§ EXERCISE DATA
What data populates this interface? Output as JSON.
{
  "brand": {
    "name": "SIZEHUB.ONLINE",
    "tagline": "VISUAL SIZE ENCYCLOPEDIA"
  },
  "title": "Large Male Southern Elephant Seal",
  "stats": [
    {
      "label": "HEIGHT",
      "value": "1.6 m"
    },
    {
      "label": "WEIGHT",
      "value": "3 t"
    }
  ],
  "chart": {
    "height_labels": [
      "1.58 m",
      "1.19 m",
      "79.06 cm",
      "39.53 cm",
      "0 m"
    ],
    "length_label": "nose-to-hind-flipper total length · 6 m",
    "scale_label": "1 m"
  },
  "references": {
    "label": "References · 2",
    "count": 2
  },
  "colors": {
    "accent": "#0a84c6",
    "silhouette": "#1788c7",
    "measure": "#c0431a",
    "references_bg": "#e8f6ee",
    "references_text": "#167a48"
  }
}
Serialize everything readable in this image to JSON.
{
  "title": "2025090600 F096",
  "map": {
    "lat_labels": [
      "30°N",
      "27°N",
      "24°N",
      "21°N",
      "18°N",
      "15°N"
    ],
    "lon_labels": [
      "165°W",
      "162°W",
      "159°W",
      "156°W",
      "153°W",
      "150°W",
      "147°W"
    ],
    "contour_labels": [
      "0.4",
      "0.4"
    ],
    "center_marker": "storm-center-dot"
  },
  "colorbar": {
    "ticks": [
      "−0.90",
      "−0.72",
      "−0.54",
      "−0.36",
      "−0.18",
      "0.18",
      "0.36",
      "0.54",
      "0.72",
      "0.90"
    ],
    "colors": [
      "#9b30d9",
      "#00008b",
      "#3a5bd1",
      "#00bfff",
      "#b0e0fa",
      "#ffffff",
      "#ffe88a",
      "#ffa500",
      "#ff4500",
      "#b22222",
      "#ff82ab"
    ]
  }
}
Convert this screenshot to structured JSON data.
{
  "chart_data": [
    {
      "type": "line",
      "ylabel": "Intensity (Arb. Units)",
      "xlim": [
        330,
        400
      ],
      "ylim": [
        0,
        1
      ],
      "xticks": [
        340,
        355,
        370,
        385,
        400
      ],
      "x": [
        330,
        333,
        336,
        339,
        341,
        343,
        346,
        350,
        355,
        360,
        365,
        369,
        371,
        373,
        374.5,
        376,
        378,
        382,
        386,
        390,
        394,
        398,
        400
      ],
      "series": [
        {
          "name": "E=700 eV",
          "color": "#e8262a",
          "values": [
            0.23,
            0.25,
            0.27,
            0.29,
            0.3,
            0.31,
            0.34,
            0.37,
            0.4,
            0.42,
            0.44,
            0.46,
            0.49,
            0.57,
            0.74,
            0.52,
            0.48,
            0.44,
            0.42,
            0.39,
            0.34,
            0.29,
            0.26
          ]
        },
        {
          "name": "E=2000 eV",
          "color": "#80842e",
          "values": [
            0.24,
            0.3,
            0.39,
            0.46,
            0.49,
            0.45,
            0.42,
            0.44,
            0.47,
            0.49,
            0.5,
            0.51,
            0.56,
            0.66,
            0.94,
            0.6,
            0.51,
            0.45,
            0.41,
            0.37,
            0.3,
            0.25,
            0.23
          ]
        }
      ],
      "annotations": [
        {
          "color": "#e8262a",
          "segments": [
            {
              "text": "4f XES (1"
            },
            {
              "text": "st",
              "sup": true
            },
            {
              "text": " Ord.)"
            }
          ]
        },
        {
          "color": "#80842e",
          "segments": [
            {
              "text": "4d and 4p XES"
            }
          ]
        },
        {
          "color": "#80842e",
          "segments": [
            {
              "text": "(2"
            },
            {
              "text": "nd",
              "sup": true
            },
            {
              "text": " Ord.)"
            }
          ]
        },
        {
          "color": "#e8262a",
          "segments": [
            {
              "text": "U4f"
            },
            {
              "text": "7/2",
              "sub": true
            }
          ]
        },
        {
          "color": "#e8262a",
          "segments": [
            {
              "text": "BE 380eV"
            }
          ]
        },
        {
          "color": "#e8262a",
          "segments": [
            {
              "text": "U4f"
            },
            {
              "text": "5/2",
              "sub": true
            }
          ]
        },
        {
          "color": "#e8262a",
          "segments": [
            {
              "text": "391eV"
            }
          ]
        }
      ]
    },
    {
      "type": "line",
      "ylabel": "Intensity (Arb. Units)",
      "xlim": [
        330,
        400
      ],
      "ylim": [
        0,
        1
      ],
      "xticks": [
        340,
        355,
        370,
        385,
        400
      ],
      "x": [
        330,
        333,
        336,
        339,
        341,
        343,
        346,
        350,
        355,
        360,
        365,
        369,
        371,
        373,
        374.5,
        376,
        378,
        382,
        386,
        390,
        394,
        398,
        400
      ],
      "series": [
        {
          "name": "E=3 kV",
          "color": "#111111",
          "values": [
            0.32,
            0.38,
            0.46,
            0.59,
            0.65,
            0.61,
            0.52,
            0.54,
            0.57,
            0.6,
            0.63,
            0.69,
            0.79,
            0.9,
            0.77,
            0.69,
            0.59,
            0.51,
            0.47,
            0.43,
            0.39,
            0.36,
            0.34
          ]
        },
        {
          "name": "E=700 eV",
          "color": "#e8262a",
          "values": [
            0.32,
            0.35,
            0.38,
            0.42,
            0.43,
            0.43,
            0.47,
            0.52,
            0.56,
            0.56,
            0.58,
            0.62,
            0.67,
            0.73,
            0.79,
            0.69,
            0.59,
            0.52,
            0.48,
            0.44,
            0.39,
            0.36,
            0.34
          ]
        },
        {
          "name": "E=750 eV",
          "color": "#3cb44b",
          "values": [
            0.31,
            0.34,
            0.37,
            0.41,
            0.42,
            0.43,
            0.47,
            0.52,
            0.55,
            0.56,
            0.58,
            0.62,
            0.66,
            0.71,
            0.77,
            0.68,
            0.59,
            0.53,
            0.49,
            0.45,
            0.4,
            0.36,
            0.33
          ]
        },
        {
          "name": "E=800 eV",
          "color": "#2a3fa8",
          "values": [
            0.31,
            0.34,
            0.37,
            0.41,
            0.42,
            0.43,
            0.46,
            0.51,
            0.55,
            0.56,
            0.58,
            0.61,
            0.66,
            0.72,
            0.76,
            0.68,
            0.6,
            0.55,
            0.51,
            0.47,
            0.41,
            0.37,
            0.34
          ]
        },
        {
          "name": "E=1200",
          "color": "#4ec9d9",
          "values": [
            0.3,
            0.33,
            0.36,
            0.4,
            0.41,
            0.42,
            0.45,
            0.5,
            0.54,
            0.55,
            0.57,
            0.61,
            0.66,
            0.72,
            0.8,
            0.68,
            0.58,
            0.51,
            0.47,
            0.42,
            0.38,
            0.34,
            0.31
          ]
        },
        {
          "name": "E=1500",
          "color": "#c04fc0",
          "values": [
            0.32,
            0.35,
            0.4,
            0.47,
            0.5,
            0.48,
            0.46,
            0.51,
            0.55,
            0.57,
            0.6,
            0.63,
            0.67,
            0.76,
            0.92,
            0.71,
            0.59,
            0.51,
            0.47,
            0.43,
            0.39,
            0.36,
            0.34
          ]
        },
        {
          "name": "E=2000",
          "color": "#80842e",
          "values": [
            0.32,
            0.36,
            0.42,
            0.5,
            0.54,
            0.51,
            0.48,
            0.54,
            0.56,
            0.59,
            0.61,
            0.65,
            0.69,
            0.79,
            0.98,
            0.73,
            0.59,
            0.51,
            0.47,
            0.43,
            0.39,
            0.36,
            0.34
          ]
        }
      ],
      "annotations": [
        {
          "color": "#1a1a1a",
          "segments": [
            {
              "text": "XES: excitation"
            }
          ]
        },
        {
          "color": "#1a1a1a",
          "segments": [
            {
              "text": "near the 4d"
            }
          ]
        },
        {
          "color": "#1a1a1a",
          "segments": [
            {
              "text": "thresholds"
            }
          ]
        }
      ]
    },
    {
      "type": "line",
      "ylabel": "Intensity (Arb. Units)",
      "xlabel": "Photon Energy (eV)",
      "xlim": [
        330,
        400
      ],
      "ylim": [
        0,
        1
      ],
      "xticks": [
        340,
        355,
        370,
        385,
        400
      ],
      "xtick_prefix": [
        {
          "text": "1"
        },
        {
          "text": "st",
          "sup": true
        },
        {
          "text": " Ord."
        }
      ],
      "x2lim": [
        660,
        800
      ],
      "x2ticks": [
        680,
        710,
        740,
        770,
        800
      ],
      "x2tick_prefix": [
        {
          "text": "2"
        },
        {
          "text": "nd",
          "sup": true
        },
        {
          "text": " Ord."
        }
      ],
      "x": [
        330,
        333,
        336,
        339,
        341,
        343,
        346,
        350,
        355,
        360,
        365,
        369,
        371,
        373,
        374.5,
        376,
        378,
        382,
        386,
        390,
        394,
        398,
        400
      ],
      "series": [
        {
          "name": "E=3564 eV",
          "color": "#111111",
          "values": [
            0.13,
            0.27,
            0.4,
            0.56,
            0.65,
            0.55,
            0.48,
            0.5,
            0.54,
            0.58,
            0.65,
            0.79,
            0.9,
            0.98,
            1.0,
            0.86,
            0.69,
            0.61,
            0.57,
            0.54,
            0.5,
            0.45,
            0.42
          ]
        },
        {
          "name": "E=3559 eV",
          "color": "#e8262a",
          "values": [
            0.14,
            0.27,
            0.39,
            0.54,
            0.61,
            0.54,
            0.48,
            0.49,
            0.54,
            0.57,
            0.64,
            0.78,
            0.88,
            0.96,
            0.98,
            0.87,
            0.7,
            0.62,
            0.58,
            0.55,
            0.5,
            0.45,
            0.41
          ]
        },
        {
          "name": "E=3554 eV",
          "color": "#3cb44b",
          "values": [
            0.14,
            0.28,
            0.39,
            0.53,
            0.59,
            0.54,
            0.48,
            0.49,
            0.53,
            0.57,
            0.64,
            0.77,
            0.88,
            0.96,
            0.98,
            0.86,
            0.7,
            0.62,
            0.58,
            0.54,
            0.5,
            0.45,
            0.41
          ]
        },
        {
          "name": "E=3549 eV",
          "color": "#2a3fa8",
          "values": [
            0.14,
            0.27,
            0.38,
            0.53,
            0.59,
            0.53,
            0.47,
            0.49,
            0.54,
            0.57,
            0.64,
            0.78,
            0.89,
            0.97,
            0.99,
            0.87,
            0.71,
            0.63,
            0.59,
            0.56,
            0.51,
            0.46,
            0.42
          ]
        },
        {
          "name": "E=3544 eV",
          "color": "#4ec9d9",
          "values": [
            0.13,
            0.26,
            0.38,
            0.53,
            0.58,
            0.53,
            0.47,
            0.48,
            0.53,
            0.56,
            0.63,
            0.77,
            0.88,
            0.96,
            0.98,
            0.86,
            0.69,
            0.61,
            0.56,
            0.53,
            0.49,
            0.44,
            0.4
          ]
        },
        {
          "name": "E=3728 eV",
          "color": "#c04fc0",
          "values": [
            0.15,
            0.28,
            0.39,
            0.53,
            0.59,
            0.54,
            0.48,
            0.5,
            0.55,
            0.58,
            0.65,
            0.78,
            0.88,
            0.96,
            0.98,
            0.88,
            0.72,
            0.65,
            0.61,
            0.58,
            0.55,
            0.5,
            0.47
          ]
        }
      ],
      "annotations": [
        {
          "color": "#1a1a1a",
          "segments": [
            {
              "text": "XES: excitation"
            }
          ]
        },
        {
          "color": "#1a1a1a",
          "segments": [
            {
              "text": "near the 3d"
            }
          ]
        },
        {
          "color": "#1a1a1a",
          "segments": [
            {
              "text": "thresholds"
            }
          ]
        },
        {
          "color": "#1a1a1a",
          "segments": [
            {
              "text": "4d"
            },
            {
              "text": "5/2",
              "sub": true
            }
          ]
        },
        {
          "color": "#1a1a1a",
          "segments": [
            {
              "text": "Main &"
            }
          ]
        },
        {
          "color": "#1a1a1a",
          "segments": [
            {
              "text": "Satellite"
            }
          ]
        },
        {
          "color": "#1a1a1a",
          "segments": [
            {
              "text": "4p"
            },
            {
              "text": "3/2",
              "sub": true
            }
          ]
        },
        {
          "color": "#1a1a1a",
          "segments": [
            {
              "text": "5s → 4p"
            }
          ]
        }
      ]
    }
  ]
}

§ STATED GOAL
All lines holding the word "this" should be picked out and copied.

§ RIGHT ANSWER
What data populates this interface? Output as JSON.
Serialize everything readable in this image to JSON.
Convert this screenshot to structured JSON data.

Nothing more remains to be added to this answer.